Each entry needs to be reproduced exactly as it is.

#####

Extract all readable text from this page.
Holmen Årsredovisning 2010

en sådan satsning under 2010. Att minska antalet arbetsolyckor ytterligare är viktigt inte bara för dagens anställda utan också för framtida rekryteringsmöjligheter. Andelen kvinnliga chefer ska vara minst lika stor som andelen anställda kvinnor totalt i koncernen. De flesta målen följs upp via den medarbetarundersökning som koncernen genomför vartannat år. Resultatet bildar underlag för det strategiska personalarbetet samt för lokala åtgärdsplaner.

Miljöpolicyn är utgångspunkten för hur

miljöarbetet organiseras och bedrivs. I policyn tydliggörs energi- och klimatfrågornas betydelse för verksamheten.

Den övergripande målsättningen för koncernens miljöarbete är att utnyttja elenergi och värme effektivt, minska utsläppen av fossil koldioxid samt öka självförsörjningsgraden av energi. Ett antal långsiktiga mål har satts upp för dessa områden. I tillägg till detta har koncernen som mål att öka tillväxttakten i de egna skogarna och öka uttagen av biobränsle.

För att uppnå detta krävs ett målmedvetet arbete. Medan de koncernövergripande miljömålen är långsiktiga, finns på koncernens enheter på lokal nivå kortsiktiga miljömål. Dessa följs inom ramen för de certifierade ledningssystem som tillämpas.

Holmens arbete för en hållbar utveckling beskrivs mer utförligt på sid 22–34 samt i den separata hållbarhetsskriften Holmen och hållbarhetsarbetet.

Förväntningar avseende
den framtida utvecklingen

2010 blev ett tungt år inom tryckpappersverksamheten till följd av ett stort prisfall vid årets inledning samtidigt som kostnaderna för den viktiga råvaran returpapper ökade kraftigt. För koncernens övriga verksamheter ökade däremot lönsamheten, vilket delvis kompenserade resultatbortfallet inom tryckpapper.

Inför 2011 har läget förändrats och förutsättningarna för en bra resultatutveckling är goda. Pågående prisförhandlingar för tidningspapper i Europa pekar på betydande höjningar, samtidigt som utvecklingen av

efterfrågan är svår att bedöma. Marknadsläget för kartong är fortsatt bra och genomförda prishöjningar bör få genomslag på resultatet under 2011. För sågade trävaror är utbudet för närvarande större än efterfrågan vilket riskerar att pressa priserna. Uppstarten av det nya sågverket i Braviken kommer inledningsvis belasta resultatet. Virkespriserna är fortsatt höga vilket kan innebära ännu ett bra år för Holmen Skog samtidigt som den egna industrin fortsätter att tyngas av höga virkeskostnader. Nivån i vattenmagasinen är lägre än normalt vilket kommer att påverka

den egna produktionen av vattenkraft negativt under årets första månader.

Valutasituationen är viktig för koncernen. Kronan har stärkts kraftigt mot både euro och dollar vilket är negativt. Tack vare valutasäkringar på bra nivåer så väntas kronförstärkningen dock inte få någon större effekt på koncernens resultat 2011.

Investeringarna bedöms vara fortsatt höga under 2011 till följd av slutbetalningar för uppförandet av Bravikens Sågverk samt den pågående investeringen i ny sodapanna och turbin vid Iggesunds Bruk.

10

#####

### Solved problem
Extract all readable text from this page.
Holmen Årsredovisning 2010

en sådan satsning under 2010. Att minska antalet arbetsolyckor ytterligare är viktigt inte bara för dagens anställda utan också för framtida rekryteringsmöjligheter. Andelen kvinnliga chefer ska vara minst lika stor som andelen anställda kvinnor totalt i koncernen. De flesta målen följs upp via den medarbetarundersökning som koncernen genomför vartannat år. Resultatet bildar underlag för det strategiska personalarbetet samt för lokala åtgärdsplaner.

Miljöpolicyn är utgångspunkten för hur

miljöarbetet organiseras och bedrivs. I policyn tydliggörs energi- och klimatfrågornas betydelse för verksamheten.

Den övergripande målsättningen för koncernens miljöarbete är att utnyttja elenergi och värme effektivt, minska utsläppen av fossil koldioxid samt öka självförsörjningsgraden av energi. Ett antal långsiktiga mål har satts upp för dessa områden. I tillägg till detta har koncernen som mål att öka tillväxttakten i de egna skogarna och öka uttagen av biobränsle.

För att uppnå detta krävs ett målmedvetet arbete. Medan de koncernövergripande miljömålen är långsiktiga, finns på koncernens enheter på lokal nivå kortsiktiga miljömål. Dessa följs inom ramen för de certifierade ledningssystem som tillämpas.

Holmens arbete för en hållbar utveckling beskrivs mer utförligt på sid 22–34 samt i den separata hållbarhetsskriften Holmen och hållbarhetsarbetet.

Förväntningar avseende
den framtida utvecklingen

2010 blev ett tungt år inom tryckpappersverksamheten till följd av ett stort prisfall vid årets inledning samtidigt som kostnaderna för den viktiga råvaran returpapper ökade kraftigt. För koncernens övriga verksamheter ökade däremot lönsamheten, vilket delvis kompenserade resultatbortfallet inom tryckpapper.

Inför 2011 har läget förändrats och förutsättningarna för en bra resultatutveckling är goda. Pågående prisförhandlingar för tidningspapper i Europa pekar på betydande höjningar, samtidigt som utvecklingen av

efterfrågan är svår att bedöma. Marknadsläget för kartong är fortsatt bra och genomförda prishöjningar bör få genomslag på resultatet under 2011. För sågade trävaror är utbudet för närvarande större än efterfrågan vilket riskerar att pressa priserna. Uppstarten av det nya sågverket i Braviken kommer inledningsvis belasta resultatet. Virkespriserna är fortsatt höga vilket kan innebära ännu ett bra år för Holmen Skog samtidigt som den egna industrin fortsätter att tyngas av höga virkeskostnader. Nivån i vattenmagasinen är lägre än normalt vilket kommer att påverka

den egna produktionen av vattenkraft negativt under årets första månader.

Valutasituationen är viktig för koncernen. Kronan har stärkts kraftigt mot både euro och dollar vilket är negativt. Tack vare valutasäkringar på bra nivåer så väntas kronförstärkningen dock inte få någon större effekt på koncernens resultat 2011.

Investeringarna bedöms vara fortsatt höga under 2011 till följd av slutbetalningar för uppförandet av Bravikens Sågverk samt den pågående investeringen i ny sodapanna och turbin vid Iggesunds Bruk.

10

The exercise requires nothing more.